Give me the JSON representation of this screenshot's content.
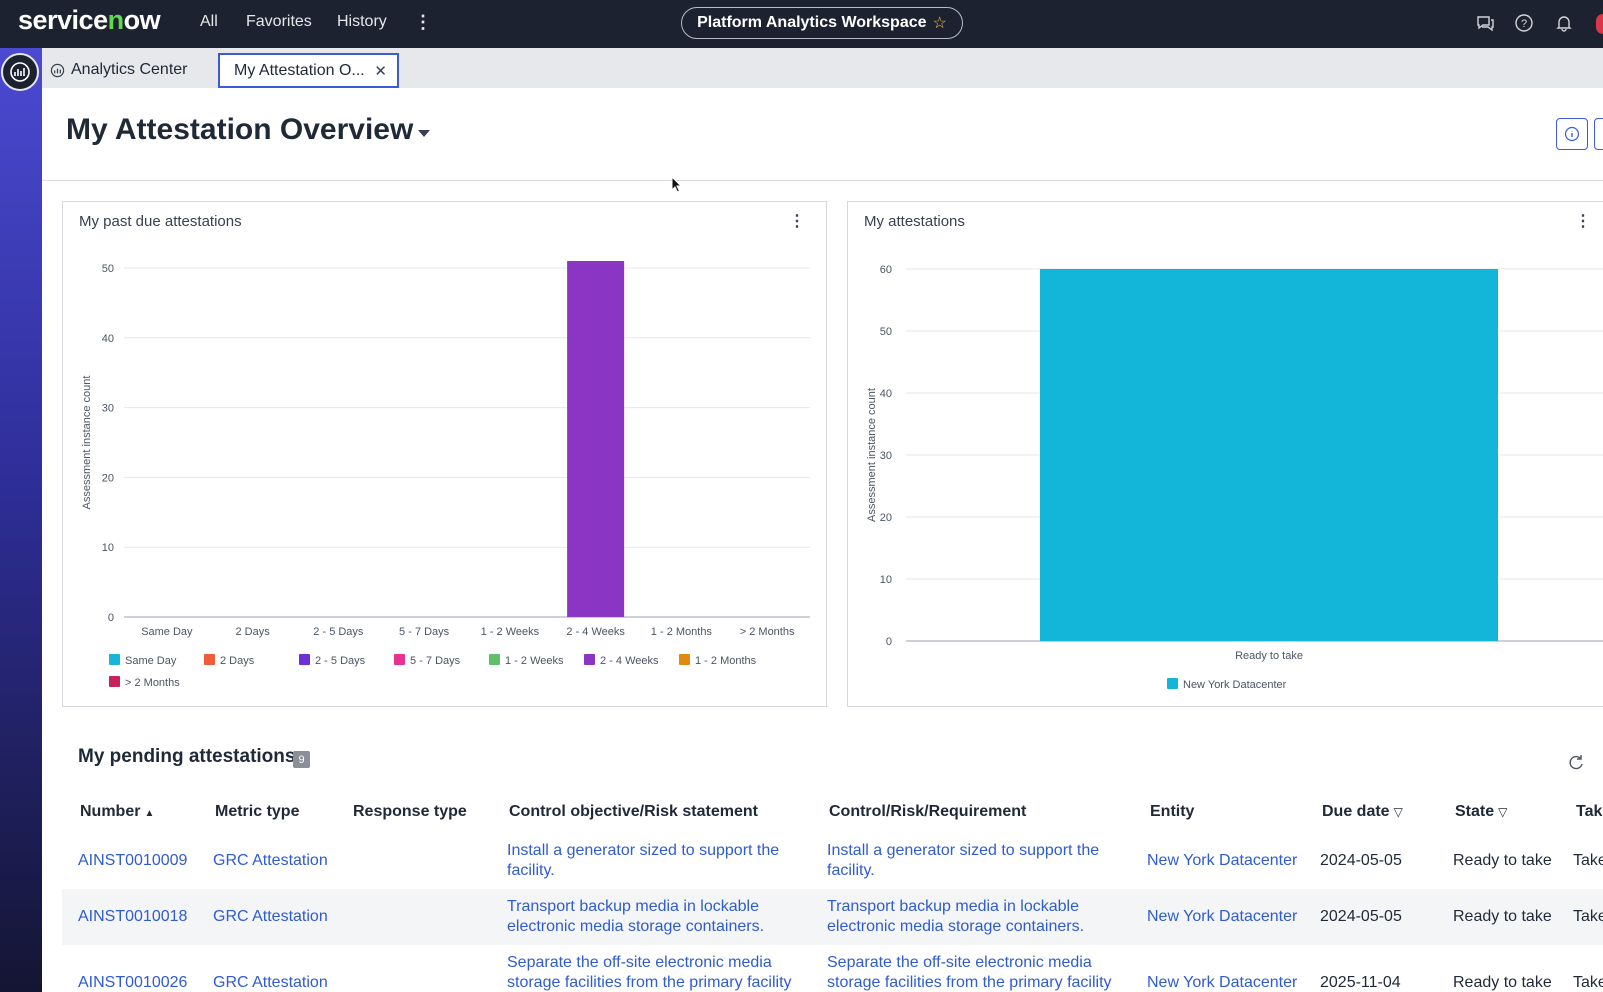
{
  "topnav": {
    "logo": "servicenow",
    "links": [
      "All",
      "Favorites",
      "History"
    ],
    "workspace_title": "Platform Analytics Workspace"
  },
  "tabs": [
    {
      "label": "Analytics Center"
    },
    {
      "label": "My Attestation O...",
      "active": true
    }
  ],
  "page": {
    "title": "My Attestation Overview"
  },
  "cards": {
    "past_due_title": "My past due attestations",
    "attest_title": "My attestations"
  },
  "chart_data": [
    {
      "type": "bar",
      "title": "My past due attestations",
      "ylabel": "Assessment instance count",
      "xlabel": "",
      "categories": [
        "Same Day",
        "2 Days",
        "2 - 5 Days",
        "5 - 7 Days",
        "1 - 2 Weeks",
        "2 - 4 Weeks",
        "1 - 2 Months",
        "> 2 Months"
      ],
      "values": [
        0,
        0,
        0,
        0,
        0,
        51,
        0,
        0
      ],
      "colors": [
        "#1ab5d6",
        "#f15a3a",
        "#6d2fd6",
        "#e8328e",
        "#5fbf6b",
        "#8b35c4",
        "#e08a10",
        "#c62359"
      ],
      "ylim": [
        0,
        50
      ],
      "yticks": [
        0,
        10,
        20,
        30,
        40,
        50
      ],
      "legend": [
        "Same Day",
        "2 Days",
        "2 - 5 Days",
        "5 - 7 Days",
        "1 - 2 Weeks",
        "2 - 4 Weeks",
        "1 - 2 Months",
        "> 2 Months"
      ],
      "legend_position": "bottom",
      "grid": true
    },
    {
      "type": "bar",
      "title": "My attestations",
      "ylabel": "Assessment instance count",
      "xlabel": "",
      "categories": [
        "Ready to take"
      ],
      "series": [
        {
          "name": "New York Datacenter",
          "values": [
            60
          ],
          "color": "#13b5d8"
        }
      ],
      "ylim": [
        0,
        60
      ],
      "yticks": [
        0,
        10,
        20,
        30,
        40,
        50,
        60
      ],
      "legend_position": "bottom",
      "grid": true
    }
  ],
  "pending": {
    "title": "My pending attestations",
    "count": "9",
    "columns": [
      "Number",
      "Metric type",
      "Response type",
      "Control objective/Risk statement",
      "Control/Risk/Requirement",
      "Entity",
      "Due date",
      "State",
      "Tak"
    ],
    "rows": [
      {
        "number": "AINST0010009",
        "metric": "GRC Attestation",
        "response": "",
        "objective": "Install a generator sized to support the facility.",
        "control": "Install a generator sized to support the facility.",
        "entity": "New York Datacenter",
        "due": "2024-05-05",
        "state": "Ready to take",
        "take": "Take"
      },
      {
        "number": "AINST0010018",
        "metric": "GRC Attestation",
        "response": "",
        "objective": "Transport backup media in lockable electronic media storage containers.",
        "control": "Transport backup media in lockable electronic media storage containers.",
        "entity": "New York Datacenter",
        "due": "2024-05-05",
        "state": "Ready to take",
        "take": "Take"
      },
      {
        "number": "AINST0010026",
        "metric": "GRC Attestation",
        "response": "",
        "objective": "Separate the off-site electronic media storage facilities from the primary facility",
        "control": "Separate the off-site electronic media storage facilities from the primary facility",
        "entity": "New York Datacenter",
        "due": "2025-11-04",
        "state": "Ready to take",
        "take": "Take"
      }
    ]
  }
}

::::::

Exercise goal: Restate the whole listing above exactly, please, omitting every image.

Solution to the exercise:
Give me the JSON representation of this screenshot's content.
{
  "topnav": {
    "logo": "servicenow",
    "links": [
      "All",
      "Favorites",
      "History"
    ],
    "workspace_title": "Platform Analytics Workspace"
  },
  "tabs": [
    {
      "label": "Analytics Center"
    },
    {
      "label": "My Attestation O...",
      "active": true
    }
  ],
  "page": {
    "title": "My Attestation Overview"
  },
  "cards": {
    "past_due_title": "My past due attestations",
    "attest_title": "My attestations"
  },
  "chart_data": [
    {
      "type": "bar",
      "title": "My past due attestations",
      "ylabel": "Assessment instance count",
      "xlabel": "",
      "categories": [
        "Same Day",
        "2 Days",
        "2 - 5 Days",
        "5 - 7 Days",
        "1 - 2 Weeks",
        "2 - 4 Weeks",
        "1 - 2 Months",
        "> 2 Months"
      ],
      "values": [
        0,
        0,
        0,
        0,
        0,
        51,
        0,
        0
      ],
      "colors": [
        "#1ab5d6",
        "#f15a3a",
        "#6d2fd6",
        "#e8328e",
        "#5fbf6b",
        "#8b35c4",
        "#e08a10",
        "#c62359"
      ],
      "ylim": [
        0,
        50
      ],
      "yticks": [
        0,
        10,
        20,
        30,
        40,
        50
      ],
      "legend": [
        "Same Day",
        "2 Days",
        "2 - 5 Days",
        "5 - 7 Days",
        "1 - 2 Weeks",
        "2 - 4 Weeks",
        "1 - 2 Months",
        "> 2 Months"
      ],
      "legend_position": "bottom",
      "grid": true
    },
    {
      "type": "bar",
      "title": "My attestations",
      "ylabel": "Assessment instance count",
      "xlabel": "",
      "categories": [
        "Ready to take"
      ],
      "series": [
        {
          "name": "New York Datacenter",
          "values": [
            60
          ],
          "color": "#13b5d8"
        }
      ],
      "ylim": [
        0,
        60
      ],
      "yticks": [
        0,
        10,
        20,
        30,
        40,
        50,
        60
      ],
      "legend_position": "bottom",
      "grid": true
    }
  ],
  "pending": {
    "title": "My pending attestations",
    "count": "9",
    "columns": [
      "Number",
      "Metric type",
      "Response type",
      "Control objective/Risk statement",
      "Control/Risk/Requirement",
      "Entity",
      "Due date",
      "State",
      "Tak"
    ],
    "rows": [
      {
        "number": "AINST0010009",
        "metric": "GRC Attestation",
        "response": "",
        "objective": "Install a generator sized to support the facility.",
        "control": "Install a generator sized to support the facility.",
        "entity": "New York Datacenter",
        "due": "2024-05-05",
        "state": "Ready to take",
        "take": "Take"
      },
      {
        "number": "AINST0010018",
        "metric": "GRC Attestation",
        "response": "",
        "objective": "Transport backup media in lockable electronic media storage containers.",
        "control": "Transport backup media in lockable electronic media storage containers.",
        "entity": "New York Datacenter",
        "due": "2024-05-05",
        "state": "Ready to take",
        "take": "Take"
      },
      {
        "number": "AINST0010026",
        "metric": "GRC Attestation",
        "response": "",
        "objective": "Separate the off-site electronic media storage facilities from the primary facility",
        "control": "Separate the off-site electronic media storage facilities from the primary facility",
        "entity": "New York Datacenter",
        "due": "2025-11-04",
        "state": "Ready to take",
        "take": "Take"
      }
    ]
  }
}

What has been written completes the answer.